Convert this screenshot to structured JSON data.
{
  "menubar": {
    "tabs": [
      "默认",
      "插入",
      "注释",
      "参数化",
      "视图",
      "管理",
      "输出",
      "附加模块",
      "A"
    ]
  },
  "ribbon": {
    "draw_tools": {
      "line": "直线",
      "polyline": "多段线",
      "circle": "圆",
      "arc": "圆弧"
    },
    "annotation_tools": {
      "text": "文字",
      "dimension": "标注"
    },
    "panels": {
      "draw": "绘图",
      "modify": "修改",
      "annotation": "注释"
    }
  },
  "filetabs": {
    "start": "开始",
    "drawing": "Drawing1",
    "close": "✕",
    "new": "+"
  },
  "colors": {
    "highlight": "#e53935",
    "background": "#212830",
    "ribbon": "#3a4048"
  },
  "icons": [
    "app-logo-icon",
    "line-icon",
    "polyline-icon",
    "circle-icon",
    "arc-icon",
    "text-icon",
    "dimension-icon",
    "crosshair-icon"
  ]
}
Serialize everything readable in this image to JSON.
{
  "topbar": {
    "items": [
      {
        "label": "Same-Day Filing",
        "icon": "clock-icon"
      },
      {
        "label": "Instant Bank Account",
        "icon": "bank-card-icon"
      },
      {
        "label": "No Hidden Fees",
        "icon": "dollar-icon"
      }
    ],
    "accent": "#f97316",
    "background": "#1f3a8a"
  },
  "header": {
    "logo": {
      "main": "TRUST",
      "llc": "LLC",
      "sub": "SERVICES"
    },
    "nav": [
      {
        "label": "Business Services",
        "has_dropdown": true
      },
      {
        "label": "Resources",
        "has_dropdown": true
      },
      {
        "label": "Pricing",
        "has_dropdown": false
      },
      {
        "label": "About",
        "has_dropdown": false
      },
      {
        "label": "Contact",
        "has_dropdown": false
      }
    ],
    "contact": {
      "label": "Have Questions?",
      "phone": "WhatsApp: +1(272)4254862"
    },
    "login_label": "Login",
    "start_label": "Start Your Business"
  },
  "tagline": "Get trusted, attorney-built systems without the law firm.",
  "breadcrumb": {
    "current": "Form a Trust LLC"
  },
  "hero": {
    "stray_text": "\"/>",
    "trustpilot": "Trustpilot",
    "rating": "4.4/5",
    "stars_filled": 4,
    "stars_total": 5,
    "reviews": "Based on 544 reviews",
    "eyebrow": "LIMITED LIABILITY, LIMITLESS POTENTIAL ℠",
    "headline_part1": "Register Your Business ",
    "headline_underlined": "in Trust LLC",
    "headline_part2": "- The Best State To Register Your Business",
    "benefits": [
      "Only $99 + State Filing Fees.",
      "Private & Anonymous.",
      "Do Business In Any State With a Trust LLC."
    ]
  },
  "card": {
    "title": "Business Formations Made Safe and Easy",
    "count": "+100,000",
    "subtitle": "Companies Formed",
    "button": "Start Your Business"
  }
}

Your goal: Faithfully reproduce all of the records, character for character.

Solution below:
Convert this screenshot to structured JSON data.
{
  "menubar": {
    "tabs": [
      "默认",
      "插入",
      "注释",
      "参数化",
      "视图",
      "管理",
      "输出",
      "附加模块",
      "A"
    ]
  },
  "ribbon": {
    "draw_tools": {
      "line": "直线",
      "polyline": "多段线",
      "circle": "圆",
      "arc": "圆弧"
    },
    "annotation_tools": {
      "text": "文字",
      "dimension": "标注"
    },
    "panels": {
      "draw": "绘图",
      "modify": "修改",
      "annotation": "注释"
    }
  },
  "filetabs": {
    "start": "开始",
    "drawing": "Drawing1",
    "close": "✕",
    "new": "+"
  },
  "colors": {
    "highlight": "#e53935",
    "background": "#212830",
    "ribbon": "#3a4048"
  },
  "icons": [
    "app-logo-icon",
    "line-icon",
    "polyline-icon",
    "circle-icon",
    "arc-icon",
    "text-icon",
    "dimension-icon",
    "crosshair-icon"
  ]
}
Serialize everything readable in this image to JSON.
{
  "topbar": {
    "items": [
      {
        "label": "Same-Day Filing",
        "icon": "clock-icon"
      },
      {
        "label": "Instant Bank Account",
        "icon": "bank-card-icon"
      },
      {
        "label": "No Hidden Fees",
        "icon": "dollar-icon"
      }
    ],
    "accent": "#f97316",
    "background": "#1f3a8a"
  },
  "header": {
    "logo": {
      "main": "TRUST",
      "llc": "LLC",
      "sub": "SERVICES"
    },
    "nav": [
      {
        "label": "Business Services",
        "has_dropdown": true
      },
      {
        "label": "Resources",
        "has_dropdown": true
      },
      {
        "label": "Pricing",
        "has_dropdown": false
      },
      {
        "label": "About",
        "has_dropdown": false
      },
      {
        "label": "Contact",
        "has_dropdown": false
      }
    ],
    "contact": {
      "label": "Have Questions?",
      "phone": "WhatsApp: +1(272)4254862"
    },
    "login_label": "Login",
    "start_label": "Start Your Business"
  },
  "tagline": "Get trusted, attorney-built systems without the law firm.",
  "breadcrumb": {
    "current": "Form a Trust LLC"
  },
  "hero": {
    "stray_text": "\"/>",
    "trustpilot": "Trustpilot",
    "rating": "4.4/5",
    "stars_filled": 4,
    "stars_total": 5,
    "reviews": "Based on 544 reviews",
    "eyebrow": "LIMITED LIABILITY, LIMITLESS POTENTIAL ℠",
    "headline_part1": "Register Your Business ",
    "headline_underlined": "in Trust LLC",
    "headline_part2": "- The Best State To Register Your Business",
    "benefits": [
      "Only $99 + State Filing Fees.",
      "Private & Anonymous.",
      "Do Business In Any State With a Trust LLC."
    ]
  },
  "card": {
    "title": "Business Formations Made Safe and Easy",
    "count": "+100,000",
    "subtitle": "Companies Formed",
    "button": "Start Your Business"
  }
}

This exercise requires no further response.